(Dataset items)

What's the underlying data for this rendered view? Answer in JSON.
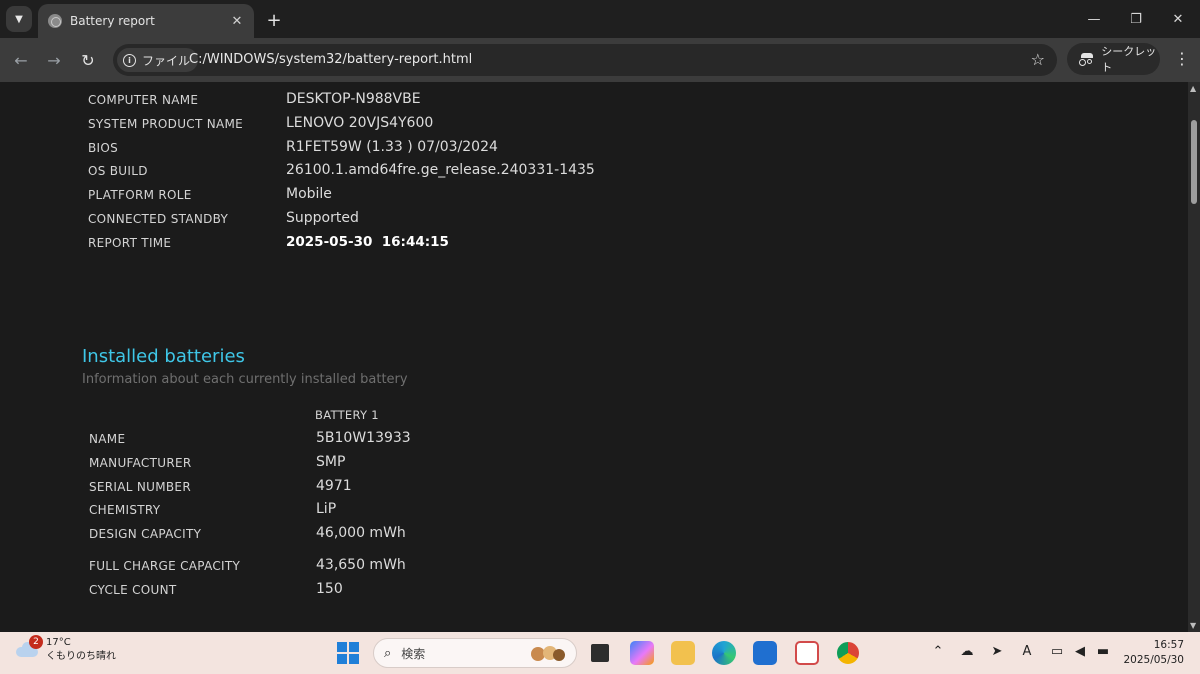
{
  "browser": {
    "tab_title": "Battery report",
    "omnibox_chip": "ファイル",
    "url": "C:/WINDOWS/system32/battery-report.html",
    "incognito_label": "シークレット",
    "icons": [
      "tab-list-icon",
      "favicon-globe-icon",
      "close-icon",
      "plus-icon",
      "minimize-icon",
      "restore-icon",
      "close-window-icon",
      "back-arrow-icon",
      "forward-arrow-icon",
      "reload-icon",
      "info-icon",
      "star-icon",
      "incognito-icon",
      "kebab-menu-icon"
    ]
  },
  "system_info": [
    {
      "label": "COMPUTER NAME",
      "value": "DESKTOP-N988VBE"
    },
    {
      "label": "SYSTEM PRODUCT NAME",
      "value": "LENOVO 20VJS4Y600"
    },
    {
      "label": "BIOS",
      "value": "R1FET59W (1.33 ) 07/03/2024"
    },
    {
      "label": "OS BUILD",
      "value": "26100.1.amd64fre.ge_release.240331-1435"
    },
    {
      "label": "PLATFORM ROLE",
      "value": "Mobile"
    },
    {
      "label": "CONNECTED STANDBY",
      "value": "Supported"
    },
    {
      "label": "REPORT TIME",
      "value": "2025-05-30  16:44:15"
    }
  ],
  "installed_batteries": {
    "title": "Installed batteries",
    "subtitle": "Information about each currently installed battery",
    "column_header": "BATTERY 1",
    "rows": [
      {
        "label": "NAME",
        "value": "5B10W13933"
      },
      {
        "label": "MANUFACTURER",
        "value": "SMP"
      },
      {
        "label": "SERIAL NUMBER",
        "value": "4971"
      },
      {
        "label": "CHEMISTRY",
        "value": "LiP"
      },
      {
        "label": "DESIGN CAPACITY",
        "value": "46,000 mWh"
      },
      {
        "label": "FULL CHARGE CAPACITY",
        "value": "43,650 mWh"
      },
      {
        "label": "CYCLE COUNT",
        "value": "150"
      }
    ]
  },
  "taskbar": {
    "weather_badge": "2",
    "weather_temp": "17°C",
    "weather_desc": "くもりのち晴れ",
    "search_placeholder": "検索",
    "tray_ime": "A",
    "clock_time": "16:57",
    "clock_date": "2025/05/30"
  },
  "colors": {
    "page_bg": "#1b1b1b",
    "section_title": "#3fc7e8",
    "taskbar_bg": "#f3e4df"
  }
}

- **REQUEST**: Gather all the lines that include the word "CAPACITY" and copy them out.

- **FULL ANSWER**:
        "label": "DESIGN CAPACITY",
        "label": "FULL CHARGE CAPACITY",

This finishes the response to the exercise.